[Records from a collection]

— start —

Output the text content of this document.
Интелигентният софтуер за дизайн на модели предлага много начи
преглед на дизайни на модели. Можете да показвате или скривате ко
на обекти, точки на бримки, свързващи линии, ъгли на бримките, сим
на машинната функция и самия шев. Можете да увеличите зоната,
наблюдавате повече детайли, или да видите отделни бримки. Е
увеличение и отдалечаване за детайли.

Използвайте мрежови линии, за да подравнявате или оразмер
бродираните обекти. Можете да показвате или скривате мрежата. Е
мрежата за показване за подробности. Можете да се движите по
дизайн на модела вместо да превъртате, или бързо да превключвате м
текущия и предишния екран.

— end —

PROBLEM DESCRIPTION: Every line above needs to be retyped exactly.

WRITTEN ANSWER:
Output the text content of this document.
Интелигентният софтуер за дизайн на модели предлага много начи
преглед на дизайни на модели. Можете да показвате или скривате ко
на обекти, точки на бримки, свързващи линии, ъгли на бримките, сим
на машинната функция и самия шев. Можете да увеличите зоната,
наблюдавате повече детайли, или да видите отделни бримки. Е
увеличение и отдалечаване за детайли.

Използвайте мрежови линии, за да подравнявате или оразмер
бродираните обекти. Можете да показвате или скривате мрежата. Е
мрежата за показване за подробности. Можете да се движите по
дизайн на модела вместо да превъртате, или бързо да превключвате м
текущия и предишния екран.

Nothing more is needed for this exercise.